STATED PROBLEM:
Transcribe everything in the data word for word. Pictures are left out.

Collected data:
* BEGIN *

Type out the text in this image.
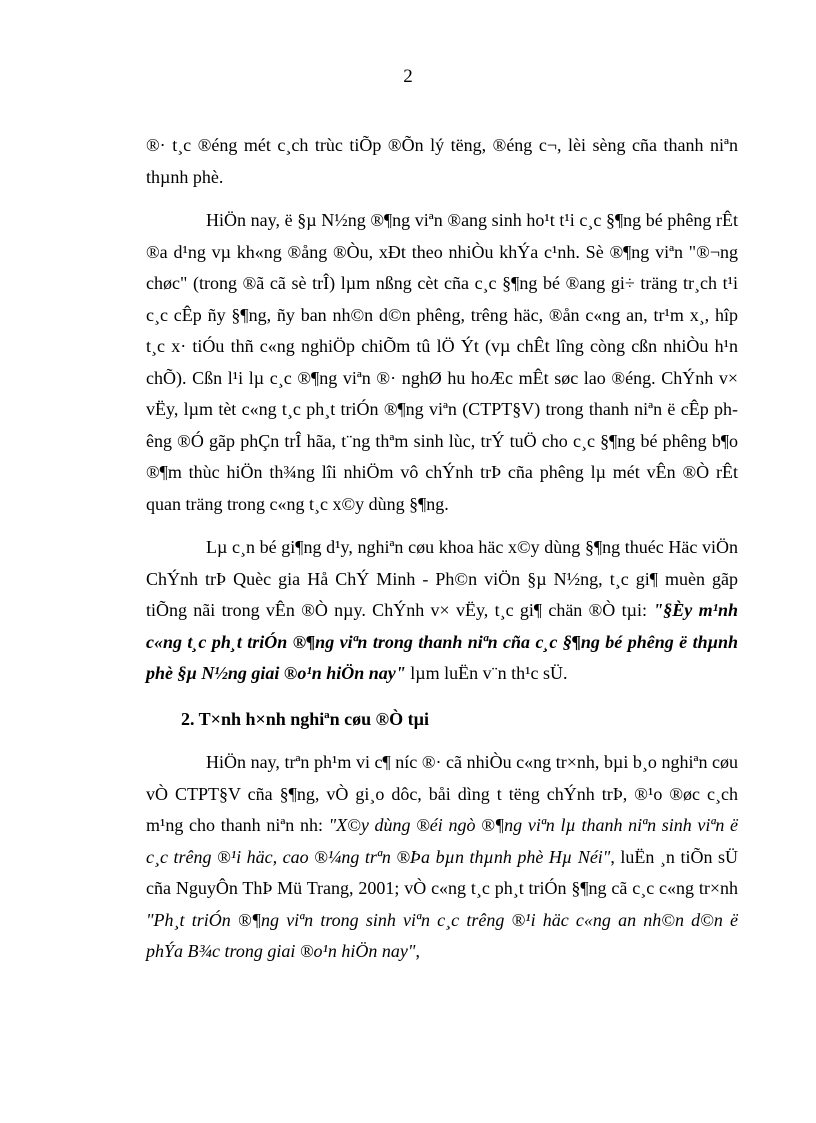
2

®· t¸c ®éng mét c¸ch trùc tiÕp ®Õn lý tëng, ®éng c¬, lèi sèng cña thanh niªn thµnh phè.

HiÖn nay, ë §µ N½ng ®¶ng viªn ®ang sinh ho¹t t¹i c¸c §¶ng bé phêng rÊt ®a d¹ng vµ kh«ng ®ång ®Òu, xÐt theo nhiÒu khÝa c¹nh. Sè ®¶ng viªn "®¬ng chøc" (trong ®ã cã sè trÎ) lµm nßng cèt cña c¸c §¶ng bé ®ang gi÷ träng tr¸ch t¹i c¸c cÊp ñy §¶ng, ñy ban nh©n d©n phêng, trêng häc, ®ån c«ng an, tr¹m x¸, hîp t¸c x· tiÓu thñ c«ng nghiÖp chiÕm tû lÖ Ýt (vµ chÊt lîng còng cßn nhiÒu h¹n chÕ). Cßn l¹i lµ c¸c ®¶ng viªn ®· nghØ hu hoÆc mÊt søc lao ®éng. ChÝnh v× vËy, lµm tèt c«ng t¸c ph¸t triÓn ®¶ng viªn (CTPT§V) trong thanh niªn ë cÊp phêng ®Ó gãp phÇn trÎ hãa, t¨ng thªm sinh lùc, trÝ tuÖ cho c¸c §¶ng bé phêng b¶o ®¶m thùc hiÖn th¾ng lîi nhiÖm vô chÝnh trÞ cña phêng lµ mét vÊn ®Ò rÊt quan träng trong c«ng t¸c x©y dùng §¶ng.

Lµ c¸n bé gi¶ng d¹y, nghiªn cøu khoa häc x©y dùng §¶ng thuéc Häc viÖn ChÝnh trÞ Quèc gia Hå ChÝ Minh - Ph©n viÖn §µ N½ng, t¸c gi¶ muèn gãp tiÕng nãi trong vÊn ®Ò nµy. ChÝnh v× vËy, t¸c gi¶ chän ®Ò tµi: "§Èy m¹nh c«ng t¸c ph¸t triÓn ®¶ng viªn trong thanh niªn cña c¸c §¶ng bé phêng ë thµnh phè §µ N½ng giai ®o¹n hiÖn nay" lµm luËn v¨n th¹c sÜ.

2. T×nh h×nh nghiªn cøu ®Ò tµi

HiÖn nay, trªn ph¹m vi c¶ níc ®· cã nhiÒu c«ng tr×nh, bµi b¸o nghiªn cøu vÒ CTPT§V cña §¶ng, vÒ gi¸o dôc, båi dìng t tëng chÝnh trÞ, ®¹o ®øc c¸ch m¹ng cho thanh niªn nh: "X©y dùng ®éi ngò ®¶ng viªn lµ thanh niªn sinh viªn ë c¸c trêng ®¹i häc, cao ®¼ng trªn ®Þa bµn thµnh phè Hµ Néi", luËn ¸n tiÕn sÜ cña NguyÔn ThÞ Mü Trang, 2001; vÒ c«ng t¸c ph¸t triÓn §¶ng cã c¸c c«ng tr×nh "Ph¸t triÓn ®¶ng viªn trong sinh viªn c¸c trêng ®¹i häc c«ng an nh©n d©n ë phÝa B¾c trong giai ®o¹n hiÖn nay",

* END *

RESPONSE BELOW:
Type out the text in this image.
2

®· t¸c ®éng mét c¸ch trùc tiÕp ®Õn lý tëng, ®éng c¬, lèi sèng cña thanh niªn thµnh phè.

HiÖn nay, ë §µ N½ng ®¶ng viªn ®ang sinh ho¹t t¹i c¸c §¶ng bé phêng rÊt ®a d¹ng vµ kh«ng ®ång ®Òu, xÐt theo nhiÒu khÝa c¹nh. Sè ®¶ng viªn "®¬ng chøc" (trong ®ã cã sè trÎ) lµm nßng cèt cña c¸c §¶ng bé ®ang gi÷ träng tr¸ch t¹i c¸c cÊp ñy §¶ng, ñy ban nh©n d©n phêng, trêng häc, ®ån c«ng an, tr¹m x¸, hîp t¸c x· tiÓu thñ c«ng nghiÖp chiÕm tû lÖ Ýt (vµ chÊt lîng còng cßn nhiÒu h¹n chÕ). Cßn l¹i lµ c¸c ®¶ng viªn ®· nghØ hu hoÆc mÊt søc lao ®éng. ChÝnh v× vËy, lµm tèt c«ng t¸c ph¸t triÓn ®¶ng viªn (CTPT§V) trong thanh niªn ë cÊp phêng ®Ó gãp phÇn trÎ hãa, t¨ng thªm sinh lùc, trÝ tuÖ cho c¸c §¶ng bé phêng b¶o ®¶m thùc hiÖn th¾ng lîi nhiÖm vô chÝnh trÞ cña phêng lµ mét vÊn ®Ò rÊt quan träng trong c«ng t¸c x©y dùng §¶ng.

Lµ c¸n bé gi¶ng d¹y, nghiªn cøu khoa häc x©y dùng §¶ng thuéc Häc viÖn ChÝnh trÞ Quèc gia Hå ChÝ Minh - Ph©n viÖn §µ N½ng, t¸c gi¶ muèn gãp tiÕng nãi trong vÊn ®Ò nµy. ChÝnh v× vËy, t¸c gi¶ chän ®Ò tµi: "§Èy m¹nh c«ng t¸c ph¸t triÓn ®¶ng viªn trong thanh niªn cña c¸c §¶ng bé phêng ë thµnh phè §µ N½ng giai ®o¹n hiÖn nay" lµm luËn v¨n th¹c sÜ.

2. T×nh h×nh nghiªn cøu ®Ò tµi

HiÖn nay, trªn ph¹m vi c¶ níc ®· cã nhiÒu c«ng tr×nh, bµi b¸o nghiªn cøu vÒ CTPT§V cña §¶ng, vÒ gi¸o dôc, båi dìng t tëng chÝnh trÞ, ®¹o ®øc c¸ch m¹ng cho thanh niªn nh: "X©y dùng ®éi ngò ®¶ng viªn lµ thanh niªn sinh viªn ë c¸c trêng ®¹i häc, cao ®¼ng trªn ®Þa bµn thµnh phè Hµ Néi", luËn ¸n tiÕn sÜ cña NguyÔn ThÞ Mü Trang, 2001; vÒ c«ng t¸c ph¸t triÓn §¶ng cã c¸c c«ng tr×nh "Ph¸t triÓn ®¶ng viªn trong sinh viªn c¸c trêng ®¹i häc c«ng an nh©n d©n ë phÝa B¾c trong giai ®o¹n hiÖn nay",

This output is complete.